[START OF Items]
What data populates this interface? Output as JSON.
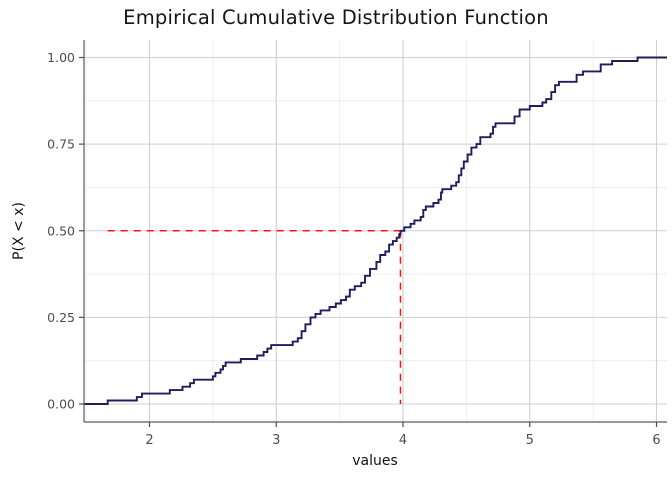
{
  "chart": {
    "title": "Empirical Cumulative Distribution Function",
    "xlabel": "values",
    "ylabel": "P(X < x)"
  },
  "chart_data": {
    "type": "line",
    "subtype": "ecdf-step",
    "title": "Empirical Cumulative Distribution Function",
    "xlabel": "values",
    "ylabel": "P(X < x)",
    "grid": true,
    "legend": "none",
    "xlim": [
      1.483,
      6.083
    ],
    "ylim": [
      -0.052,
      1.0505
    ],
    "x_ticks": [
      2,
      3,
      4,
      5,
      6
    ],
    "y_ticks": [
      0,
      0.25,
      0.5,
      0.75,
      1
    ],
    "y_tick_labels": [
      "0.00",
      "0.25",
      "0.50",
      "0.75",
      "1.00"
    ],
    "x_minor_breaks": [
      1.5,
      2.5,
      3.5,
      4.5,
      5.5
    ],
    "y_minor_breaks": [
      0.125,
      0.375,
      0.625,
      0.875
    ],
    "median_annotation": {
      "median_x": 3.98,
      "p": 0.5,
      "h_line": {
        "x1": 1.67,
        "x2": 3.98,
        "y": 0.5
      },
      "v_line": {
        "x": 3.98,
        "y1": 0.5,
        "y2": 0.0
      },
      "style": "dashed"
    },
    "ecdf_steps": [
      [
        1.67,
        0.01
      ],
      [
        1.9,
        0.02
      ],
      [
        1.94,
        0.03
      ],
      [
        2.16,
        0.04
      ],
      [
        2.26,
        0.05
      ],
      [
        2.32,
        0.06
      ],
      [
        2.35,
        0.07
      ],
      [
        2.5,
        0.08
      ],
      [
        2.52,
        0.09
      ],
      [
        2.56,
        0.1
      ],
      [
        2.58,
        0.11
      ],
      [
        2.6,
        0.12
      ],
      [
        2.72,
        0.13
      ],
      [
        2.85,
        0.14
      ],
      [
        2.9,
        0.15
      ],
      [
        2.93,
        0.16
      ],
      [
        2.96,
        0.17
      ],
      [
        3.13,
        0.18
      ],
      [
        3.17,
        0.19
      ],
      [
        3.2,
        0.21
      ],
      [
        3.23,
        0.23
      ],
      [
        3.27,
        0.25
      ],
      [
        3.31,
        0.26
      ],
      [
        3.35,
        0.27
      ],
      [
        3.42,
        0.28
      ],
      [
        3.47,
        0.29
      ],
      [
        3.51,
        0.3
      ],
      [
        3.55,
        0.31
      ],
      [
        3.58,
        0.33
      ],
      [
        3.62,
        0.34
      ],
      [
        3.67,
        0.35
      ],
      [
        3.7,
        0.37
      ],
      [
        3.74,
        0.39
      ],
      [
        3.79,
        0.41
      ],
      [
        3.82,
        0.43
      ],
      [
        3.86,
        0.44
      ],
      [
        3.89,
        0.46
      ],
      [
        3.92,
        0.47
      ],
      [
        3.95,
        0.48
      ],
      [
        3.97,
        0.49
      ],
      [
        3.98,
        0.5
      ],
      [
        4.01,
        0.51
      ],
      [
        4.06,
        0.52
      ],
      [
        4.09,
        0.53
      ],
      [
        4.14,
        0.54
      ],
      [
        4.16,
        0.56
      ],
      [
        4.18,
        0.57
      ],
      [
        4.24,
        0.58
      ],
      [
        4.28,
        0.59
      ],
      [
        4.3,
        0.61
      ],
      [
        4.31,
        0.62
      ],
      [
        4.38,
        0.63
      ],
      [
        4.42,
        0.64
      ],
      [
        4.44,
        0.66
      ],
      [
        4.46,
        0.68
      ],
      [
        4.48,
        0.7
      ],
      [
        4.51,
        0.72
      ],
      [
        4.54,
        0.74
      ],
      [
        4.58,
        0.75
      ],
      [
        4.61,
        0.77
      ],
      [
        4.69,
        0.78
      ],
      [
        4.71,
        0.8
      ],
      [
        4.73,
        0.81
      ],
      [
        4.88,
        0.83
      ],
      [
        4.92,
        0.85
      ],
      [
        5.0,
        0.86
      ],
      [
        5.1,
        0.87
      ],
      [
        5.13,
        0.88
      ],
      [
        5.17,
        0.9
      ],
      [
        5.2,
        0.92
      ],
      [
        5.23,
        0.93
      ],
      [
        5.37,
        0.95
      ],
      [
        5.42,
        0.96
      ],
      [
        5.56,
        0.98
      ],
      [
        5.65,
        0.99
      ],
      [
        5.85,
        1.0
      ]
    ],
    "colors": {
      "ecdf_line": "#221B5E",
      "median_dash": "#F81511",
      "grid_major": "#CFCFCF",
      "grid_minor": "#EBEBEB",
      "axis_line": "#5A5A5A",
      "tick_mark": "#4D4D4D",
      "tick_label": "#4D4D4D",
      "title": "#151515",
      "background": "#FFFFFF"
    }
  }
}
[END OF Items]
## [Your objective]
Retype the records exactly. Any image in them should not appear in what you write.

## [Solution]
What data populates this interface? Output as JSON.
{
  "chart": {
    "title": "Empirical Cumulative Distribution Function",
    "xlabel": "values",
    "ylabel": "P(X < x)"
  },
  "chart_data": {
    "type": "line",
    "subtype": "ecdf-step",
    "title": "Empirical Cumulative Distribution Function",
    "xlabel": "values",
    "ylabel": "P(X < x)",
    "grid": true,
    "legend": "none",
    "xlim": [
      1.483,
      6.083
    ],
    "ylim": [
      -0.052,
      1.0505
    ],
    "x_ticks": [
      2,
      3,
      4,
      5,
      6
    ],
    "y_ticks": [
      0,
      0.25,
      0.5,
      0.75,
      1
    ],
    "y_tick_labels": [
      "0.00",
      "0.25",
      "0.50",
      "0.75",
      "1.00"
    ],
    "x_minor_breaks": [
      1.5,
      2.5,
      3.5,
      4.5,
      5.5
    ],
    "y_minor_breaks": [
      0.125,
      0.375,
      0.625,
      0.875
    ],
    "median_annotation": {
      "median_x": 3.98,
      "p": 0.5,
      "h_line": {
        "x1": 1.67,
        "x2": 3.98,
        "y": 0.5
      },
      "v_line": {
        "x": 3.98,
        "y1": 0.5,
        "y2": 0.0
      },
      "style": "dashed"
    },
    "ecdf_steps": [
      [
        1.67,
        0.01
      ],
      [
        1.9,
        0.02
      ],
      [
        1.94,
        0.03
      ],
      [
        2.16,
        0.04
      ],
      [
        2.26,
        0.05
      ],
      [
        2.32,
        0.06
      ],
      [
        2.35,
        0.07
      ],
      [
        2.5,
        0.08
      ],
      [
        2.52,
        0.09
      ],
      [
        2.56,
        0.1
      ],
      [
        2.58,
        0.11
      ],
      [
        2.6,
        0.12
      ],
      [
        2.72,
        0.13
      ],
      [
        2.85,
        0.14
      ],
      [
        2.9,
        0.15
      ],
      [
        2.93,
        0.16
      ],
      [
        2.96,
        0.17
      ],
      [
        3.13,
        0.18
      ],
      [
        3.17,
        0.19
      ],
      [
        3.2,
        0.21
      ],
      [
        3.23,
        0.23
      ],
      [
        3.27,
        0.25
      ],
      [
        3.31,
        0.26
      ],
      [
        3.35,
        0.27
      ],
      [
        3.42,
        0.28
      ],
      [
        3.47,
        0.29
      ],
      [
        3.51,
        0.3
      ],
      [
        3.55,
        0.31
      ],
      [
        3.58,
        0.33
      ],
      [
        3.62,
        0.34
      ],
      [
        3.67,
        0.35
      ],
      [
        3.7,
        0.37
      ],
      [
        3.74,
        0.39
      ],
      [
        3.79,
        0.41
      ],
      [
        3.82,
        0.43
      ],
      [
        3.86,
        0.44
      ],
      [
        3.89,
        0.46
      ],
      [
        3.92,
        0.47
      ],
      [
        3.95,
        0.48
      ],
      [
        3.97,
        0.49
      ],
      [
        3.98,
        0.5
      ],
      [
        4.01,
        0.51
      ],
      [
        4.06,
        0.52
      ],
      [
        4.09,
        0.53
      ],
      [
        4.14,
        0.54
      ],
      [
        4.16,
        0.56
      ],
      [
        4.18,
        0.57
      ],
      [
        4.24,
        0.58
      ],
      [
        4.28,
        0.59
      ],
      [
        4.3,
        0.61
      ],
      [
        4.31,
        0.62
      ],
      [
        4.38,
        0.63
      ],
      [
        4.42,
        0.64
      ],
      [
        4.44,
        0.66
      ],
      [
        4.46,
        0.68
      ],
      [
        4.48,
        0.7
      ],
      [
        4.51,
        0.72
      ],
      [
        4.54,
        0.74
      ],
      [
        4.58,
        0.75
      ],
      [
        4.61,
        0.77
      ],
      [
        4.69,
        0.78
      ],
      [
        4.71,
        0.8
      ],
      [
        4.73,
        0.81
      ],
      [
        4.88,
        0.83
      ],
      [
        4.92,
        0.85
      ],
      [
        5.0,
        0.86
      ],
      [
        5.1,
        0.87
      ],
      [
        5.13,
        0.88
      ],
      [
        5.17,
        0.9
      ],
      [
        5.2,
        0.92
      ],
      [
        5.23,
        0.93
      ],
      [
        5.37,
        0.95
      ],
      [
        5.42,
        0.96
      ],
      [
        5.56,
        0.98
      ],
      [
        5.65,
        0.99
      ],
      [
        5.85,
        1.0
      ]
    ],
    "colors": {
      "ecdf_line": "#221B5E",
      "median_dash": "#F81511",
      "grid_major": "#CFCFCF",
      "grid_minor": "#EBEBEB",
      "axis_line": "#5A5A5A",
      "tick_mark": "#4D4D4D",
      "tick_label": "#4D4D4D",
      "title": "#151515",
      "background": "#FFFFFF"
    }
  }
}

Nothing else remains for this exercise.